Aim:
Using the data below, copy each line that includes the word "heti".

Given records:
***

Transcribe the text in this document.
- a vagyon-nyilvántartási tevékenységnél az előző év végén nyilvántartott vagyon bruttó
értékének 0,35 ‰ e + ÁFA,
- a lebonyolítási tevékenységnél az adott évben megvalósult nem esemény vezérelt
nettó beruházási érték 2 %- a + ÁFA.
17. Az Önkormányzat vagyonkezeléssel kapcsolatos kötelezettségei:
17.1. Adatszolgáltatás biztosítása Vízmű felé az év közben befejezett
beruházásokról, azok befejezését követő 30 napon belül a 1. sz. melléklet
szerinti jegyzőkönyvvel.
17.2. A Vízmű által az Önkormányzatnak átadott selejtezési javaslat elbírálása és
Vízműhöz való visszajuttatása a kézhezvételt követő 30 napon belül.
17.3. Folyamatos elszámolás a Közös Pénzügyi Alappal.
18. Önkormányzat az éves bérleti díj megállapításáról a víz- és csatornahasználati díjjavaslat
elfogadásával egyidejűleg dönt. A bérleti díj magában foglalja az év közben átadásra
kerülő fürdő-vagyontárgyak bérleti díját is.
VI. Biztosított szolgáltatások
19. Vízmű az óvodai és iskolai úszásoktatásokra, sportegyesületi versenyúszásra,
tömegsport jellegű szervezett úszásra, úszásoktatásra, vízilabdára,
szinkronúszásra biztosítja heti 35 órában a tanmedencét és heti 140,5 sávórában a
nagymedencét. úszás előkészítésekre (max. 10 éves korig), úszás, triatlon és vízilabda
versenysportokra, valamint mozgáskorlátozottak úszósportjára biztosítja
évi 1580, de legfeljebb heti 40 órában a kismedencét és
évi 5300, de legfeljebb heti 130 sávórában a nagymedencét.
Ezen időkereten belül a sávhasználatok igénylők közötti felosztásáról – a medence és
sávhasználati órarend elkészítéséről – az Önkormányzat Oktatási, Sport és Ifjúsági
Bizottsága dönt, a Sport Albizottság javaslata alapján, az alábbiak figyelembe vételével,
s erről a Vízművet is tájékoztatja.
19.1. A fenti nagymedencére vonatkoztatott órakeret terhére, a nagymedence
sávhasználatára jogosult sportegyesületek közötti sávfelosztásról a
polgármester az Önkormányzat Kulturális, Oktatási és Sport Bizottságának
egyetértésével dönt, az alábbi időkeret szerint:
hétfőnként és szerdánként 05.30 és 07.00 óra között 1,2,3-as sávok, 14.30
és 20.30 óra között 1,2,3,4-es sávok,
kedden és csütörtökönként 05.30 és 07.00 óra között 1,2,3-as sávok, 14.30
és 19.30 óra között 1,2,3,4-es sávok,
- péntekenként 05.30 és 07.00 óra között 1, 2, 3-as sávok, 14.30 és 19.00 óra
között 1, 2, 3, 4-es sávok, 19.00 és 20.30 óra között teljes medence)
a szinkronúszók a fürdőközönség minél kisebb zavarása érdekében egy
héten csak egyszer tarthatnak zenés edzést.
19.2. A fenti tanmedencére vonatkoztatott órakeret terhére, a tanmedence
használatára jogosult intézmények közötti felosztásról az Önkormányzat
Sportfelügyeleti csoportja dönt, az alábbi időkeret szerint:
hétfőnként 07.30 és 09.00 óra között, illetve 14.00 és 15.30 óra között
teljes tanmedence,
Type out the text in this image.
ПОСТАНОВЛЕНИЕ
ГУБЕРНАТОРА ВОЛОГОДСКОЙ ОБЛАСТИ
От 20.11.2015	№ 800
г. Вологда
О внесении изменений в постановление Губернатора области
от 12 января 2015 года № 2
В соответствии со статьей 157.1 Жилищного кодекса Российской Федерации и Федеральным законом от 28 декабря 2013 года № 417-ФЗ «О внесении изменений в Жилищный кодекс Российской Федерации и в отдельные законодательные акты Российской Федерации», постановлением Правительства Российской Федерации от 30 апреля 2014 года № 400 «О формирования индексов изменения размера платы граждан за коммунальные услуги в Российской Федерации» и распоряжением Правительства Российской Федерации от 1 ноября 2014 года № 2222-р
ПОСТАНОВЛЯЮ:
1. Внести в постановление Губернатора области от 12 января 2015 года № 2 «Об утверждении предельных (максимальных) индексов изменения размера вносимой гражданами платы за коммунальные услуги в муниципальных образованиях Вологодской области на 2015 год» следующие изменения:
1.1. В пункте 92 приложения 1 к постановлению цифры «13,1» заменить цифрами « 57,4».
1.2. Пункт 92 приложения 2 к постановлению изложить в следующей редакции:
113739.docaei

***

The result:
szinkronúszásra biztosítja heti 35 órában a tanmedencét és heti 140,5 sávórában a
évi 1580, de legfeljebb heti 40 órában a kismedencét és
évi 5300, de legfeljebb heti 130 sávórában a nagymedencét.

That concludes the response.